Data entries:
● ● ● ● ●

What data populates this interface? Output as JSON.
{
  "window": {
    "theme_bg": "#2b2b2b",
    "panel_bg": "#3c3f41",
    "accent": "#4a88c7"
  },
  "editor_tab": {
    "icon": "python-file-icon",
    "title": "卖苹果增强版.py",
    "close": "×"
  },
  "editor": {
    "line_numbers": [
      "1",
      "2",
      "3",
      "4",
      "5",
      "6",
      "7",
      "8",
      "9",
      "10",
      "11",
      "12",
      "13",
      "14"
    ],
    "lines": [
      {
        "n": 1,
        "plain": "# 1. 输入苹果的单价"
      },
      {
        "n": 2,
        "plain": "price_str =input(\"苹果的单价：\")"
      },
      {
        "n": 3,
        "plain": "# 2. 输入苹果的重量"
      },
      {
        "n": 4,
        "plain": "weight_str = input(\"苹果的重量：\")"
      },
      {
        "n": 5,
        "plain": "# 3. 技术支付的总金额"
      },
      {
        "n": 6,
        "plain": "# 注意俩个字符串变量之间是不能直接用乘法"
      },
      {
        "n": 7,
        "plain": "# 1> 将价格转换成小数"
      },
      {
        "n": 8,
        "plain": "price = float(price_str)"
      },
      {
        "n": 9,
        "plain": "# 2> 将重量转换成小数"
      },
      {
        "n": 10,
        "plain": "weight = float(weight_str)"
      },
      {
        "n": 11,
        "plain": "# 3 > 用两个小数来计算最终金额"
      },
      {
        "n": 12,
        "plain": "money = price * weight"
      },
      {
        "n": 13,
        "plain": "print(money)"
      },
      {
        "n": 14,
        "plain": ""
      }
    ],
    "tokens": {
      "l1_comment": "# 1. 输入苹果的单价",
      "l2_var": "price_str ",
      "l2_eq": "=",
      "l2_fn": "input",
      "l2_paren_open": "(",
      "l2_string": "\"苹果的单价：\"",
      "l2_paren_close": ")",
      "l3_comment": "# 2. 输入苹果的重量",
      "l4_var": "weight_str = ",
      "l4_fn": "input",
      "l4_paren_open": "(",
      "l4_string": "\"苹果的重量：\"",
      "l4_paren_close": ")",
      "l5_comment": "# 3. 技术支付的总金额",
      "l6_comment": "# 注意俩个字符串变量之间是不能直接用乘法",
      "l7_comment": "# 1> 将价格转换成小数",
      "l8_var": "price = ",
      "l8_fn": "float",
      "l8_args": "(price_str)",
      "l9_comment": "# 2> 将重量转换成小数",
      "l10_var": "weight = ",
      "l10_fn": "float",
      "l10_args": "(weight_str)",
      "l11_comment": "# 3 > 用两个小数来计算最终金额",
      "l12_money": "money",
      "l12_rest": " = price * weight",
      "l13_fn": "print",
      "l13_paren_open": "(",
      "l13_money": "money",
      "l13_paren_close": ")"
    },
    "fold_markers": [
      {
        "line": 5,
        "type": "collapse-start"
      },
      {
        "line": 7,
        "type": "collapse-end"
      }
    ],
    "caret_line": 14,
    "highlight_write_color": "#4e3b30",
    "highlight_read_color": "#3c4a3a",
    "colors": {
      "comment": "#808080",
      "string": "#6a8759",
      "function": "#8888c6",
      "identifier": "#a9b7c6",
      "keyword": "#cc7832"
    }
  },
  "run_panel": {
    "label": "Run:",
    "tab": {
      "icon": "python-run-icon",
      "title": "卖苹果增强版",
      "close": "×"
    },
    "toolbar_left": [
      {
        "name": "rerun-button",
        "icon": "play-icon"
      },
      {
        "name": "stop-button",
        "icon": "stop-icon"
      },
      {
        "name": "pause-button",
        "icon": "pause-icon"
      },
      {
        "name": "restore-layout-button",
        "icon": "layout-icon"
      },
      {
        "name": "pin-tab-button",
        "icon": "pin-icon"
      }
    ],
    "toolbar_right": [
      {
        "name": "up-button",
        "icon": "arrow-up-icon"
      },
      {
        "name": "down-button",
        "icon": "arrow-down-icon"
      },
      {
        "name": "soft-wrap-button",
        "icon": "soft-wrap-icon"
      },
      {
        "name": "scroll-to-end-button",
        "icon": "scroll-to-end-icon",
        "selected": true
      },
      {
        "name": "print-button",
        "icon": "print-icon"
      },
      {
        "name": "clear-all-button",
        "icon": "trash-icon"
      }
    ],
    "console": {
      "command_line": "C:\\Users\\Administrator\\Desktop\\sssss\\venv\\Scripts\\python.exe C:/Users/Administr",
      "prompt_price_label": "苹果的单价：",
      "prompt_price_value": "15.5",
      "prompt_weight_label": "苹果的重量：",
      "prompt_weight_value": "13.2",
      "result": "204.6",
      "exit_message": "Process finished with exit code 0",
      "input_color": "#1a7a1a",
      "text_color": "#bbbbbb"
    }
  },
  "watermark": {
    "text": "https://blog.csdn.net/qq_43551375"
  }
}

● ● ● ● ●

(GOAL):
Write out every entry verbatim.

(RESPONSE):
What data populates this interface? Output as JSON.
{
  "window": {
    "theme_bg": "#2b2b2b",
    "panel_bg": "#3c3f41",
    "accent": "#4a88c7"
  },
  "editor_tab": {
    "icon": "python-file-icon",
    "title": "卖苹果增强版.py",
    "close": "×"
  },
  "editor": {
    "line_numbers": [
      "1",
      "2",
      "3",
      "4",
      "5",
      "6",
      "7",
      "8",
      "9",
      "10",
      "11",
      "12",
      "13",
      "14"
    ],
    "lines": [
      {
        "n": 1,
        "plain": "# 1. 输入苹果的单价"
      },
      {
        "n": 2,
        "plain": "price_str =input(\"苹果的单价：\")"
      },
      {
        "n": 3,
        "plain": "# 2. 输入苹果的重量"
      },
      {
        "n": 4,
        "plain": "weight_str = input(\"苹果的重量：\")"
      },
      {
        "n": 5,
        "plain": "# 3. 技术支付的总金额"
      },
      {
        "n": 6,
        "plain": "# 注意俩个字符串变量之间是不能直接用乘法"
      },
      {
        "n": 7,
        "plain": "# 1> 将价格转换成小数"
      },
      {
        "n": 8,
        "plain": "price = float(price_str)"
      },
      {
        "n": 9,
        "plain": "# 2> 将重量转换成小数"
      },
      {
        "n": 10,
        "plain": "weight = float(weight_str)"
      },
      {
        "n": 11,
        "plain": "# 3 > 用两个小数来计算最终金额"
      },
      {
        "n": 12,
        "plain": "money = price * weight"
      },
      {
        "n": 13,
        "plain": "print(money)"
      },
      {
        "n": 14,
        "plain": ""
      }
    ],
    "tokens": {
      "l1_comment": "# 1. 输入苹果的单价",
      "l2_var": "price_str ",
      "l2_eq": "=",
      "l2_fn": "input",
      "l2_paren_open": "(",
      "l2_string": "\"苹果的单价：\"",
      "l2_paren_close": ")",
      "l3_comment": "# 2. 输入苹果的重量",
      "l4_var": "weight_str = ",
      "l4_fn": "input",
      "l4_paren_open": "(",
      "l4_string": "\"苹果的重量：\"",
      "l4_paren_close": ")",
      "l5_comment": "# 3. 技术支付的总金额",
      "l6_comment": "# 注意俩个字符串变量之间是不能直接用乘法",
      "l7_comment": "# 1> 将价格转换成小数",
      "l8_var": "price = ",
      "l8_fn": "float",
      "l8_args": "(price_str)",
      "l9_comment": "# 2> 将重量转换成小数",
      "l10_var": "weight = ",
      "l10_fn": "float",
      "l10_args": "(weight_str)",
      "l11_comment": "# 3 > 用两个小数来计算最终金额",
      "l12_money": "money",
      "l12_rest": " = price * weight",
      "l13_fn": "print",
      "l13_paren_open": "(",
      "l13_money": "money",
      "l13_paren_close": ")"
    },
    "fold_markers": [
      {
        "line": 5,
        "type": "collapse-start"
      },
      {
        "line": 7,
        "type": "collapse-end"
      }
    ],
    "caret_line": 14,
    "highlight_write_color": "#4e3b30",
    "highlight_read_color": "#3c4a3a",
    "colors": {
      "comment": "#808080",
      "string": "#6a8759",
      "function": "#8888c6",
      "identifier": "#a9b7c6",
      "keyword": "#cc7832"
    }
  },
  "run_panel": {
    "label": "Run:",
    "tab": {
      "icon": "python-run-icon",
      "title": "卖苹果增强版",
      "close": "×"
    },
    "toolbar_left": [
      {
        "name": "rerun-button",
        "icon": "play-icon"
      },
      {
        "name": "stop-button",
        "icon": "stop-icon"
      },
      {
        "name": "pause-button",
        "icon": "pause-icon"
      },
      {
        "name": "restore-layout-button",
        "icon": "layout-icon"
      },
      {
        "name": "pin-tab-button",
        "icon": "pin-icon"
      }
    ],
    "toolbar_right": [
      {
        "name": "up-button",
        "icon": "arrow-up-icon"
      },
      {
        "name": "down-button",
        "icon": "arrow-down-icon"
      },
      {
        "name": "soft-wrap-button",
        "icon": "soft-wrap-icon"
      },
      {
        "name": "scroll-to-end-button",
        "icon": "scroll-to-end-icon",
        "selected": true
      },
      {
        "name": "print-button",
        "icon": "print-icon"
      },
      {
        "name": "clear-all-button",
        "icon": "trash-icon"
      }
    ],
    "console": {
      "command_line": "C:\\Users\\Administrator\\Desktop\\sssss\\venv\\Scripts\\python.exe C:/Users/Administr",
      "prompt_price_label": "苹果的单价：",
      "prompt_price_value": "15.5",
      "prompt_weight_label": "苹果的重量：",
      "prompt_weight_value": "13.2",
      "result": "204.6",
      "exit_message": "Process finished with exit code 0",
      "input_color": "#1a7a1a",
      "text_color": "#bbbbbb"
    }
  },
  "watermark": {
    "text": "https://blog.csdn.net/qq_43551375"
  }
}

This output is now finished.